◆ **TASK DIRECTIONS**
Skip the images and copy each record exactly as written.

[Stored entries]
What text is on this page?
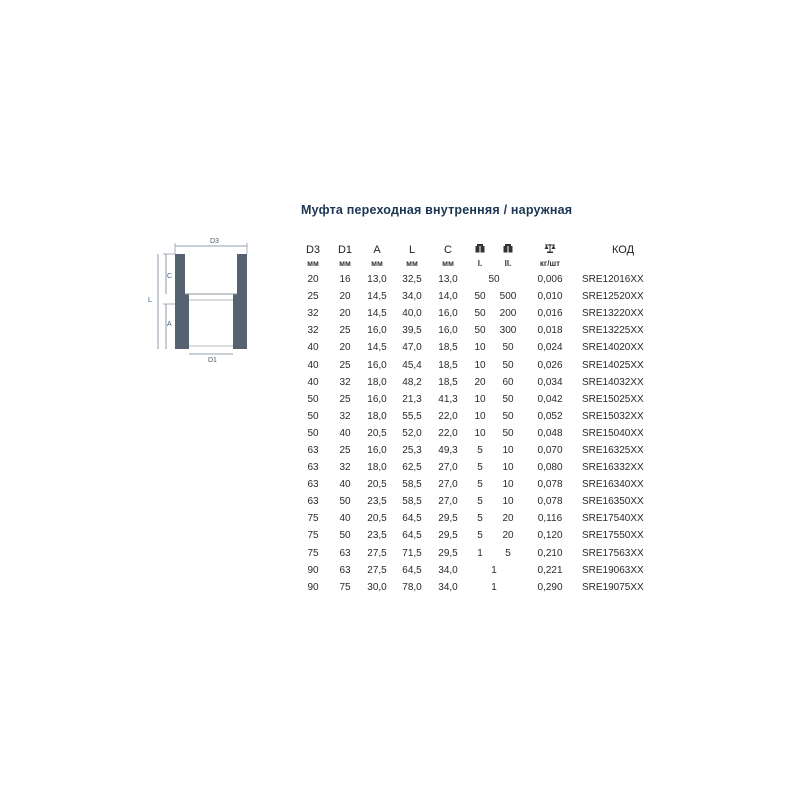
Муфта переходная внутренняя / наружная
D3
D1
C
A
L
D3	D1	A	L	C				КОД
мм	мм	мм	мм	мм	I.	II.	кг/шт	
20	16	13,0	32,5	13,0	50		0,006	SRE12016XX
25	20	14,5	34,0	14,0	50	500	0,010	SRE12520XX
32	20	14,5	40,0	16,0	50	200	0,016	SRE13220XX
32	25	16,0	39,5	16,0	50	300	0,018	SRE13225XX
40	20	14,5	47,0	18,5	10	50	0,024	SRE14020XX
40	25	16,0	45,4	18,5	10	50	0,026	SRE14025XX
40	32	18,0	48,2	18,5	20	60	0,034	SRE14032XX
50	25	16,0	21,3	41,3	10	50	0,042	SRE15025XX
50	32	18,0	55,5	22,0	10	50	0,052	SRE15032XX
50	40	20,5	52,0	22,0	10	50	0,048	SRE15040XX
63	25	16,0	25,3	49,3	5	10	0,070	SRE16325XX
63	32	18,0	62,5	27,0	5	10	0,080	SRE16332XX
63	40	20,5	58,5	27,0	5	10	0,078	SRE16340XX
63	50	23,5	58,5	27,0	5	10	0,078	SRE16350XX
75	40	20,5	64,5	29,5	5	20	0,116	SRE17540XX
75	50	23,5	64,5	29,5	5	20	0,120	SRE17550XX
75	63	27,5	71,5	29,5	1	5	0,210	SRE17563XX
90	63	27,5	64,5	34,0	1		0,221	SRE19063XX
90	75	30,0	78,0	34,0	1		0,290	SRE19075XX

◆ **WRITTEN RESPONSE**
What text is on this page?
Муфта переходная внутренняя / наружная
D3
D1
C
A
L
D3	D1	A	L	C				КОД
мм	мм	мм	мм	мм	I.	II.	кг/шт	
20	16	13,0	32,5	13,0	50		0,006	SRE12016XX
25	20	14,5	34,0	14,0	50	500	0,010	SRE12520XX
32	20	14,5	40,0	16,0	50	200	0,016	SRE13220XX
32	25	16,0	39,5	16,0	50	300	0,018	SRE13225XX
40	20	14,5	47,0	18,5	10	50	0,024	SRE14020XX
40	25	16,0	45,4	18,5	10	50	0,026	SRE14025XX
40	32	18,0	48,2	18,5	20	60	0,034	SRE14032XX
50	25	16,0	21,3	41,3	10	50	0,042	SRE15025XX
50	32	18,0	55,5	22,0	10	50	0,052	SRE15032XX
50	40	20,5	52,0	22,0	10	50	0,048	SRE15040XX
63	25	16,0	25,3	49,3	5	10	0,070	SRE16325XX
63	32	18,0	62,5	27,0	5	10	0,080	SRE16332XX
63	40	20,5	58,5	27,0	5	10	0,078	SRE16340XX
63	50	23,5	58,5	27,0	5	10	0,078	SRE16350XX
75	40	20,5	64,5	29,5	5	20	0,116	SRE17540XX
75	50	23,5	64,5	29,5	5	20	0,120	SRE17550XX
75	63	27,5	71,5	29,5	1	5	0,210	SRE17563XX
90	63	27,5	64,5	34,0	1		0,221	SRE19063XX
90	75	30,0	78,0	34,0	1		0,290	SRE19075XX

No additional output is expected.